## WHAT THE TASK REQUIRES
Exactly as given, repeat all of the entries.

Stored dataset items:
_____

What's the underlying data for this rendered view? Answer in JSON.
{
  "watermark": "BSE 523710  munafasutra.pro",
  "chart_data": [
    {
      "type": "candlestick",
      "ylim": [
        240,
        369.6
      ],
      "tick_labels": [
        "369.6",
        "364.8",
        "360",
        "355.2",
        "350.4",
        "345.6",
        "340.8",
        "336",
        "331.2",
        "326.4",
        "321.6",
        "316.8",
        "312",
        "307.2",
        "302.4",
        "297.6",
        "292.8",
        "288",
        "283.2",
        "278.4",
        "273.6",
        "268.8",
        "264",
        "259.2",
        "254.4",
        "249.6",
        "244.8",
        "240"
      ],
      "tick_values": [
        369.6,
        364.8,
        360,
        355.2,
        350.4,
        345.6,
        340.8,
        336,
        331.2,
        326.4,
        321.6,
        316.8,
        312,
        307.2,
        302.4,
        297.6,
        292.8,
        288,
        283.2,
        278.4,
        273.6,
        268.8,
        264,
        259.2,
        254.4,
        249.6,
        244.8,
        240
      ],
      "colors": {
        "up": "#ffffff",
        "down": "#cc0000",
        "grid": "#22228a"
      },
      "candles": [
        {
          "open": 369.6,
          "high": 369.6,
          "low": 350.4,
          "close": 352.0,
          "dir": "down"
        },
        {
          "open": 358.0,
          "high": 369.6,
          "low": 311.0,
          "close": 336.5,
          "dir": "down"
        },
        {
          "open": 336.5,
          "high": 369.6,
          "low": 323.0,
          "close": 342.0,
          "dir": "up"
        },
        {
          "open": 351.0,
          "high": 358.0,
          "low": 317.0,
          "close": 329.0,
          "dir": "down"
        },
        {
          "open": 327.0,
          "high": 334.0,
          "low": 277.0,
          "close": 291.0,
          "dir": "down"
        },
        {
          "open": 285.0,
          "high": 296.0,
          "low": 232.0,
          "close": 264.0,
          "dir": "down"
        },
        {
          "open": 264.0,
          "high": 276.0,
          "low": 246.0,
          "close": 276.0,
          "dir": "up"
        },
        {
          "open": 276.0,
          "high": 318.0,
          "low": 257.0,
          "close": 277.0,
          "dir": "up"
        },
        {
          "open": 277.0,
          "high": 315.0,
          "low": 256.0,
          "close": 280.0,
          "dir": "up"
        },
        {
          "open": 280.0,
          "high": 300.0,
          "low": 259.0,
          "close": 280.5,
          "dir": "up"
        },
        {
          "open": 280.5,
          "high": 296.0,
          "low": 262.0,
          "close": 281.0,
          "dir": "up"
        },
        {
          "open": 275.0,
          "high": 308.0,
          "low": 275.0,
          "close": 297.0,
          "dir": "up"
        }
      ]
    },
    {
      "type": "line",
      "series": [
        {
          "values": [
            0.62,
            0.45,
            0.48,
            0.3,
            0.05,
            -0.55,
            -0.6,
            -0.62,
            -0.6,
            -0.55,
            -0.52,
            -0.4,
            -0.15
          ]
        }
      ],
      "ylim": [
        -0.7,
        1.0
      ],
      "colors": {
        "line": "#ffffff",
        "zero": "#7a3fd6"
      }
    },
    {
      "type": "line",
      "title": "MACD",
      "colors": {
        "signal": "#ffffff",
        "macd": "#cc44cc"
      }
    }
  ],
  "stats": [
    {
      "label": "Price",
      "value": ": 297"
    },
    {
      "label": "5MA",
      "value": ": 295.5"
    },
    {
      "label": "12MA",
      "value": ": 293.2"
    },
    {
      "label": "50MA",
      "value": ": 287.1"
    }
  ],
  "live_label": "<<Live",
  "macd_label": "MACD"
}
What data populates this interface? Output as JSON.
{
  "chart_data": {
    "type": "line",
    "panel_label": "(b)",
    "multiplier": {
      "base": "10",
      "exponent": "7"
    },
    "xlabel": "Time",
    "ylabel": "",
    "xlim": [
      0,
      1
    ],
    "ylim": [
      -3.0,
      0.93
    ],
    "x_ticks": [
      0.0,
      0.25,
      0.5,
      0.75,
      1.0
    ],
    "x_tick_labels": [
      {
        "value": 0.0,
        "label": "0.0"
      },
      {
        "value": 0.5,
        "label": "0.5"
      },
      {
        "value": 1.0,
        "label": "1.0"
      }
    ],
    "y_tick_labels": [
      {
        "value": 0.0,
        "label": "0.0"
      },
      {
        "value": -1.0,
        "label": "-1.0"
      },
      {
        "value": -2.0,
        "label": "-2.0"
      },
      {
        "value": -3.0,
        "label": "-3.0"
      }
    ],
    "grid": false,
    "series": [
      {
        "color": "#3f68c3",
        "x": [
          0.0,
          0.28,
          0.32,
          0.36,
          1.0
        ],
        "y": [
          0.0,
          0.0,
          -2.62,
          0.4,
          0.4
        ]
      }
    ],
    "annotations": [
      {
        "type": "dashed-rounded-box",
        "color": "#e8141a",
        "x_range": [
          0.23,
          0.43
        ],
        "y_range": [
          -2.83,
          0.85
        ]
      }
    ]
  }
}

_____

## OUTPUT FOR THIS TASK
What's the underlying data for this rendered view? Answer in JSON.
{
  "watermark": "BSE 523710  munafasutra.pro",
  "chart_data": [
    {
      "type": "candlestick",
      "ylim": [
        240,
        369.6
      ],
      "tick_labels": [
        "369.6",
        "364.8",
        "360",
        "355.2",
        "350.4",
        "345.6",
        "340.8",
        "336",
        "331.2",
        "326.4",
        "321.6",
        "316.8",
        "312",
        "307.2",
        "302.4",
        "297.6",
        "292.8",
        "288",
        "283.2",
        "278.4",
        "273.6",
        "268.8",
        "264",
        "259.2",
        "254.4",
        "249.6",
        "244.8",
        "240"
      ],
      "tick_values": [
        369.6,
        364.8,
        360,
        355.2,
        350.4,
        345.6,
        340.8,
        336,
        331.2,
        326.4,
        321.6,
        316.8,
        312,
        307.2,
        302.4,
        297.6,
        292.8,
        288,
        283.2,
        278.4,
        273.6,
        268.8,
        264,
        259.2,
        254.4,
        249.6,
        244.8,
        240
      ],
      "colors": {
        "up": "#ffffff",
        "down": "#cc0000",
        "grid": "#22228a"
      },
      "candles": [
        {
          "open": 369.6,
          "high": 369.6,
          "low": 350.4,
          "close": 352.0,
          "dir": "down"
        },
        {
          "open": 358.0,
          "high": 369.6,
          "low": 311.0,
          "close": 336.5,
          "dir": "down"
        },
        {
          "open": 336.5,
          "high": 369.6,
          "low": 323.0,
          "close": 342.0,
          "dir": "up"
        },
        {
          "open": 351.0,
          "high": 358.0,
          "low": 317.0,
          "close": 329.0,
          "dir": "down"
        },
        {
          "open": 327.0,
          "high": 334.0,
          "low": 277.0,
          "close": 291.0,
          "dir": "down"
        },
        {
          "open": 285.0,
          "high": 296.0,
          "low": 232.0,
          "close": 264.0,
          "dir": "down"
        },
        {
          "open": 264.0,
          "high": 276.0,
          "low": 246.0,
          "close": 276.0,
          "dir": "up"
        },
        {
          "open": 276.0,
          "high": 318.0,
          "low": 257.0,
          "close": 277.0,
          "dir": "up"
        },
        {
          "open": 277.0,
          "high": 315.0,
          "low": 256.0,
          "close": 280.0,
          "dir": "up"
        },
        {
          "open": 280.0,
          "high": 300.0,
          "low": 259.0,
          "close": 280.5,
          "dir": "up"
        },
        {
          "open": 280.5,
          "high": 296.0,
          "low": 262.0,
          "close": 281.0,
          "dir": "up"
        },
        {
          "open": 275.0,
          "high": 308.0,
          "low": 275.0,
          "close": 297.0,
          "dir": "up"
        }
      ]
    },
    {
      "type": "line",
      "series": [
        {
          "values": [
            0.62,
            0.45,
            0.48,
            0.3,
            0.05,
            -0.55,
            -0.6,
            -0.62,
            -0.6,
            -0.55,
            -0.52,
            -0.4,
            -0.15
          ]
        }
      ],
      "ylim": [
        -0.7,
        1.0
      ],
      "colors": {
        "line": "#ffffff",
        "zero": "#7a3fd6"
      }
    },
    {
      "type": "line",
      "title": "MACD",
      "colors": {
        "signal": "#ffffff",
        "macd": "#cc44cc"
      }
    }
  ],
  "stats": [
    {
      "label": "Price",
      "value": ": 297"
    },
    {
      "label": "5MA",
      "value": ": 295.5"
    },
    {
      "label": "12MA",
      "value": ": 293.2"
    },
    {
      "label": "50MA",
      "value": ": 287.1"
    }
  ],
  "live_label": "<<Live",
  "macd_label": "MACD"
}
What data populates this interface? Output as JSON.
{
  "chart_data": {
    "type": "line",
    "panel_label": "(b)",
    "multiplier": {
      "base": "10",
      "exponent": "7"
    },
    "xlabel": "Time",
    "ylabel": "",
    "xlim": [
      0,
      1
    ],
    "ylim": [
      -3.0,
      0.93
    ],
    "x_ticks": [
      0.0,
      0.25,
      0.5,
      0.75,
      1.0
    ],
    "x_tick_labels": [
      {
        "value": 0.0,
        "label": "0.0"
      },
      {
        "value": 0.5,
        "label": "0.5"
      },
      {
        "value": 1.0,
        "label": "1.0"
      }
    ],
    "y_tick_labels": [
      {
        "value": 0.0,
        "label": "0.0"
      },
      {
        "value": -1.0,
        "label": "-1.0"
      },
      {
        "value": -2.0,
        "label": "-2.0"
      },
      {
        "value": -3.0,
        "label": "-3.0"
      }
    ],
    "grid": false,
    "series": [
      {
        "color": "#3f68c3",
        "x": [
          0.0,
          0.28,
          0.32,
          0.36,
          1.0
        ],
        "y": [
          0.0,
          0.0,
          -2.62,
          0.4,
          0.4
        ]
      }
    ],
    "annotations": [
      {
        "type": "dashed-rounded-box",
        "color": "#e8141a",
        "x_range": [
          0.23,
          0.43
        ],
        "y_range": [
          -2.83,
          0.85
        ]
      }
    ]
  }
}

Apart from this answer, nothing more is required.